TASK DETAILS:
Only the lines that hold the word "JSON" are wanted from this listing.

EXERCISE DATA:
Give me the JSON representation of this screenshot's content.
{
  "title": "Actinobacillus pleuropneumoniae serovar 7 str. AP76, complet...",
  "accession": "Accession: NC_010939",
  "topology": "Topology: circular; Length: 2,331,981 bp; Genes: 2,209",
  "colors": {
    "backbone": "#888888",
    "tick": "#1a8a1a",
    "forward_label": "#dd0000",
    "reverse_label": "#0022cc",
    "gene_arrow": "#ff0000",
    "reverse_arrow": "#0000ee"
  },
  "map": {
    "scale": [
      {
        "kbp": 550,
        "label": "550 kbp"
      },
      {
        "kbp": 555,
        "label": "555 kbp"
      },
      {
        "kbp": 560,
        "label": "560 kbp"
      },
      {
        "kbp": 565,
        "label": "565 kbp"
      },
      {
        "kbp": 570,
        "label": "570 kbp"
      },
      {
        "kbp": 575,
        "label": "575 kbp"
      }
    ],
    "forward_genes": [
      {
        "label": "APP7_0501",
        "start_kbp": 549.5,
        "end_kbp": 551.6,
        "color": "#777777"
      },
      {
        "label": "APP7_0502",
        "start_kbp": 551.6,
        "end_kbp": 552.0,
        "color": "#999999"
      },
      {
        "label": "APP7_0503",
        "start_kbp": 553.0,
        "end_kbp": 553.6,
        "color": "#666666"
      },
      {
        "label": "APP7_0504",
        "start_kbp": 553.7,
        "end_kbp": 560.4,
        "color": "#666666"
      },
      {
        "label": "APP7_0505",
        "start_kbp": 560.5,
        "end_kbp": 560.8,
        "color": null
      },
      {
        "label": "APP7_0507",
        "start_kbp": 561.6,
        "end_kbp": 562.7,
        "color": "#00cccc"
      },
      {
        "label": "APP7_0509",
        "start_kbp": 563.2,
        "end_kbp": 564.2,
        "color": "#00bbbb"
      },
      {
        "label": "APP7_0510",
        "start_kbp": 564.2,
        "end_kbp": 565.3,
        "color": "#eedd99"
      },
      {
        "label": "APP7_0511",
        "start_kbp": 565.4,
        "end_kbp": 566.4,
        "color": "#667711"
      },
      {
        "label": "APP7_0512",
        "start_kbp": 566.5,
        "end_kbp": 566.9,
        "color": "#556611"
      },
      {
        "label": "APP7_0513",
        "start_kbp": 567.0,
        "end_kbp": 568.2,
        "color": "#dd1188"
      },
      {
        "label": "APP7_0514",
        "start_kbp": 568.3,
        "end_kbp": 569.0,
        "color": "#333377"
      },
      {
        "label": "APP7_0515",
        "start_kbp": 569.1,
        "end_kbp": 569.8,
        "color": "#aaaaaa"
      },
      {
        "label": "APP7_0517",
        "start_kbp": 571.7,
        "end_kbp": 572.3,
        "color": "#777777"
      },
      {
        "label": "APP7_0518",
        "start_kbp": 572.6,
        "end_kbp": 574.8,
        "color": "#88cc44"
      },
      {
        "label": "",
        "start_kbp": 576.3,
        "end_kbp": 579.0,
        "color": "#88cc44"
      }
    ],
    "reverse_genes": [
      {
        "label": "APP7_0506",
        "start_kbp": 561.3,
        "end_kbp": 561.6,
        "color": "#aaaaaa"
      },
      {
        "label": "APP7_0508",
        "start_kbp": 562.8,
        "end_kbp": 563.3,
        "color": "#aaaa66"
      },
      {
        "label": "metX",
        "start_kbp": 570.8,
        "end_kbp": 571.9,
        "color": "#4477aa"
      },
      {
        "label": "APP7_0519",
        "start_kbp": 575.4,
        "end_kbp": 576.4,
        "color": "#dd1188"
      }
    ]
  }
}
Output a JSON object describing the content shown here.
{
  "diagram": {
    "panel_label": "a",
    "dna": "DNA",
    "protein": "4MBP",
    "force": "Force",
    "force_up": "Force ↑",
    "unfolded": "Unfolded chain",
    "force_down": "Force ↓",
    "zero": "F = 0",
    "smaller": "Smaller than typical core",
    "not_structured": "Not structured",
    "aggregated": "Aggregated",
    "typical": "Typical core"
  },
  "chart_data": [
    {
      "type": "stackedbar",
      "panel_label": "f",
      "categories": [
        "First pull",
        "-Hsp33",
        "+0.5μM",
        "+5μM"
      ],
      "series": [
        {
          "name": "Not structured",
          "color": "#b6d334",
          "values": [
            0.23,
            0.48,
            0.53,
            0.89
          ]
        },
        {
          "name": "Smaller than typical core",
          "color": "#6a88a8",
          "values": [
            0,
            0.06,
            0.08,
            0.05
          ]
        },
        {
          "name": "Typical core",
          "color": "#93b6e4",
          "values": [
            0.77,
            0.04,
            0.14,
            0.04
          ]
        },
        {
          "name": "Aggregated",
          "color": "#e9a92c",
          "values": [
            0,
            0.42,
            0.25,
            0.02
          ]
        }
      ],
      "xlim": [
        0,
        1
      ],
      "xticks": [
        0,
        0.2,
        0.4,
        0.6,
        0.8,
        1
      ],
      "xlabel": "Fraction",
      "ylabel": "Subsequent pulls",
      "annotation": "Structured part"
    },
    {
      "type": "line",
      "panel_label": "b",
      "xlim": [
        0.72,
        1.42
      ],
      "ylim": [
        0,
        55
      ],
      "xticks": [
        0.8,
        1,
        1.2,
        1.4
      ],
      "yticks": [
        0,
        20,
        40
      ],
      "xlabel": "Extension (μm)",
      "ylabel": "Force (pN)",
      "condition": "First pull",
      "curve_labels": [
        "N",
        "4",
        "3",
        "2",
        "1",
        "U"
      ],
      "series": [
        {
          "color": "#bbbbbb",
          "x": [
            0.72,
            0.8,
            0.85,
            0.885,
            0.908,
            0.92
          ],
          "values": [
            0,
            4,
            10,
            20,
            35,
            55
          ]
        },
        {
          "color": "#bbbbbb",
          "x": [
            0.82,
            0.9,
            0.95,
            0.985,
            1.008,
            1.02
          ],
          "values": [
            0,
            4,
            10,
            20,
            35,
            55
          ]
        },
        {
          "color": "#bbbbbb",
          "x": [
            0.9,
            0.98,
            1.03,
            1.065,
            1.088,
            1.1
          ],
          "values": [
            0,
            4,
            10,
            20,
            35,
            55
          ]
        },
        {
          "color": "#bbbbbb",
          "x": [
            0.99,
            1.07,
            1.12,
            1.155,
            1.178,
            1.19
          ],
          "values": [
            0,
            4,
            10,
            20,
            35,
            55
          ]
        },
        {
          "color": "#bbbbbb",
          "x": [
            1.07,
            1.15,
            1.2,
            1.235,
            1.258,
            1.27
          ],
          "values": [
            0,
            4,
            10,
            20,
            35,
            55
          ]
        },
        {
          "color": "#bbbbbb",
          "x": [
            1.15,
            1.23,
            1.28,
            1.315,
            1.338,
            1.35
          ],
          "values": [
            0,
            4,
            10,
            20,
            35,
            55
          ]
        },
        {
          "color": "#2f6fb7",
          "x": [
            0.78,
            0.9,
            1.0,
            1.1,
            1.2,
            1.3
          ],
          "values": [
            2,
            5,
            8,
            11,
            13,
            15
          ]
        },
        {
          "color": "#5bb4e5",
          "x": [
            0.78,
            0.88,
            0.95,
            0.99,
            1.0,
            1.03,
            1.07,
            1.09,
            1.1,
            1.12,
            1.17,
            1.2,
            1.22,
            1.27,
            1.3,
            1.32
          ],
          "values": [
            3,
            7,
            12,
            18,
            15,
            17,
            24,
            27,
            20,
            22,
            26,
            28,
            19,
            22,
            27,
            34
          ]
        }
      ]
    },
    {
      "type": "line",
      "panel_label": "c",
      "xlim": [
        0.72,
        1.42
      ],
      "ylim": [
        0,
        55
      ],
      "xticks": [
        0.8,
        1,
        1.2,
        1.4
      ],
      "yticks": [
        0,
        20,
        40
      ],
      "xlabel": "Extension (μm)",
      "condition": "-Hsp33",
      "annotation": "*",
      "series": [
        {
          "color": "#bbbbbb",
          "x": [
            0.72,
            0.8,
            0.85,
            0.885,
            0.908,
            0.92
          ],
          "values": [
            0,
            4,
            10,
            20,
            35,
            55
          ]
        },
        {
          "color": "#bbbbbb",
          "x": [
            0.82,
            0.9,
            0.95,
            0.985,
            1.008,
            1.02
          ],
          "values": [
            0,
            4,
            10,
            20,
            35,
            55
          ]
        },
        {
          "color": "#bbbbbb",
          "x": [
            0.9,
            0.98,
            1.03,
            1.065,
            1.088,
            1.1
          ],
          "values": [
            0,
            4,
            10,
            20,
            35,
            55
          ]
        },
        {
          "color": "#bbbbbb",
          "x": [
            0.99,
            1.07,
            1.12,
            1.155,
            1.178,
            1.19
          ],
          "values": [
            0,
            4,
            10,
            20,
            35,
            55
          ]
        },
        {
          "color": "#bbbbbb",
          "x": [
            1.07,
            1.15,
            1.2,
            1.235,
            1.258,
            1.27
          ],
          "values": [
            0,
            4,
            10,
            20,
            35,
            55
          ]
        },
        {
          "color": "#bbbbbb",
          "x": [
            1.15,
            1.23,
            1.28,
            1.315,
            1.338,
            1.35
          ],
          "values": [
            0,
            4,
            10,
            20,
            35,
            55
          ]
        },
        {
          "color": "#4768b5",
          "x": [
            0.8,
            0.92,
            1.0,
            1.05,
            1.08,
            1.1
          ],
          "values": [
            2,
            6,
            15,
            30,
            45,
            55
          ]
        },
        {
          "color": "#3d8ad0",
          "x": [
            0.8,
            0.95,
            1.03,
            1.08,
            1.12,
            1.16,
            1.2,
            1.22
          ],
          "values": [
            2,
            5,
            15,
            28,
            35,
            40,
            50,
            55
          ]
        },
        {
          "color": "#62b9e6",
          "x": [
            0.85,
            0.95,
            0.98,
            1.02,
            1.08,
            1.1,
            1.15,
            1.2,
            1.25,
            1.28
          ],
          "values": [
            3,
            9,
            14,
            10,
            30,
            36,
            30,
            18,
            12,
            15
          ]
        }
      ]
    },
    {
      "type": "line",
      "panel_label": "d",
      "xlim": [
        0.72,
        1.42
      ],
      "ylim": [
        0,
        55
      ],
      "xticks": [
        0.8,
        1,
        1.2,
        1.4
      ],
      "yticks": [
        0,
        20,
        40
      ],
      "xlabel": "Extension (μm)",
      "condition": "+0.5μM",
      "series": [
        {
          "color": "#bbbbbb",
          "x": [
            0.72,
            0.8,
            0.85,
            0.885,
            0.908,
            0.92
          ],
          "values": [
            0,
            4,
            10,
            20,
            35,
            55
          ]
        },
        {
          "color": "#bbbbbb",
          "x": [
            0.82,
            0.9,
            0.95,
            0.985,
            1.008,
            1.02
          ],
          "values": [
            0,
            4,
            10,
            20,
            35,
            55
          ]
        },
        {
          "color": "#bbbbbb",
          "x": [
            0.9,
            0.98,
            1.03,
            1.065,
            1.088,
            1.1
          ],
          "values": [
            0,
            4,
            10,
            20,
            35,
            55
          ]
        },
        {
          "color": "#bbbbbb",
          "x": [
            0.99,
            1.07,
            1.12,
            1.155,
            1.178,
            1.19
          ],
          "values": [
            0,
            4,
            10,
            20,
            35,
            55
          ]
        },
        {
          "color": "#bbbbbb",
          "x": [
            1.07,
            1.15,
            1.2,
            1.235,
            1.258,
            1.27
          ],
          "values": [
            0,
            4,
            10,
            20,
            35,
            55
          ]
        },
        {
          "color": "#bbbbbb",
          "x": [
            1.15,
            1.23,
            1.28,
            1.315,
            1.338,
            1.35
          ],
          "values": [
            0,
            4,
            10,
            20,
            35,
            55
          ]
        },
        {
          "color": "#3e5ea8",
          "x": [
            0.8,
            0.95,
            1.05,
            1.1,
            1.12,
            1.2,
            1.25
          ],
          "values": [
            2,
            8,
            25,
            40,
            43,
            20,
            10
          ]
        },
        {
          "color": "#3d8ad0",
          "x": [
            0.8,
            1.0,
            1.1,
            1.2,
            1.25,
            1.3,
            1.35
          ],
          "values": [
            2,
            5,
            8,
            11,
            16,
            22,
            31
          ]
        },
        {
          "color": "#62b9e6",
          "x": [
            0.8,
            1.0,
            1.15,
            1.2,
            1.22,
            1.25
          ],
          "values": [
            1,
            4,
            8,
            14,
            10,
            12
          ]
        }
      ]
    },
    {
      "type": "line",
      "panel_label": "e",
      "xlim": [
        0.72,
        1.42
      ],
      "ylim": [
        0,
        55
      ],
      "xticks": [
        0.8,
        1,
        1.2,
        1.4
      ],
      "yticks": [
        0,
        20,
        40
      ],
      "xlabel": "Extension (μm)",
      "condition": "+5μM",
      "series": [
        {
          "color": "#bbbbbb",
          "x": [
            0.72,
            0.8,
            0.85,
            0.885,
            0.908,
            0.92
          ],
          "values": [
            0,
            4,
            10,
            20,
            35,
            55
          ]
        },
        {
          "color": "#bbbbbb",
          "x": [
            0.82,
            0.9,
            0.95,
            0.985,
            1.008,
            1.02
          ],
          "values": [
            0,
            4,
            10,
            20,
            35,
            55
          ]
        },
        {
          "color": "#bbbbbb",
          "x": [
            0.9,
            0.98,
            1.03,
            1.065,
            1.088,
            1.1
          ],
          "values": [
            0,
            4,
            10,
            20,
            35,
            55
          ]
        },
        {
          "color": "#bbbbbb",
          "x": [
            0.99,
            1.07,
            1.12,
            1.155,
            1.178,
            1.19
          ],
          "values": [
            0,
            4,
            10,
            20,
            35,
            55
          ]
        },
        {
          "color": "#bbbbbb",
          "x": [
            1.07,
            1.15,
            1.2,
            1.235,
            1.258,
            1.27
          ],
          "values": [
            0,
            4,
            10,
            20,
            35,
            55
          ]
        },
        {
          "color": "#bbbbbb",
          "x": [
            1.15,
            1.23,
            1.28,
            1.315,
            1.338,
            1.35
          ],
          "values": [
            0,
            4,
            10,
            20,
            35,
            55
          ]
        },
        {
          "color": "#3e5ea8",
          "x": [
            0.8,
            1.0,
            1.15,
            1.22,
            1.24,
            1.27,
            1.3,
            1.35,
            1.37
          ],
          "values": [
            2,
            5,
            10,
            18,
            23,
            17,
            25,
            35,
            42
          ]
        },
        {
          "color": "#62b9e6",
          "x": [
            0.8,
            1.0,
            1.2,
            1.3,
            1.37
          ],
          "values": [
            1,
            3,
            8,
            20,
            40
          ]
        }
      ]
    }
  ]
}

OUTPUT OF THE EXERCISE:
Give me the JSON representation of this screenshot's content.
Output a JSON object describing the content shown here.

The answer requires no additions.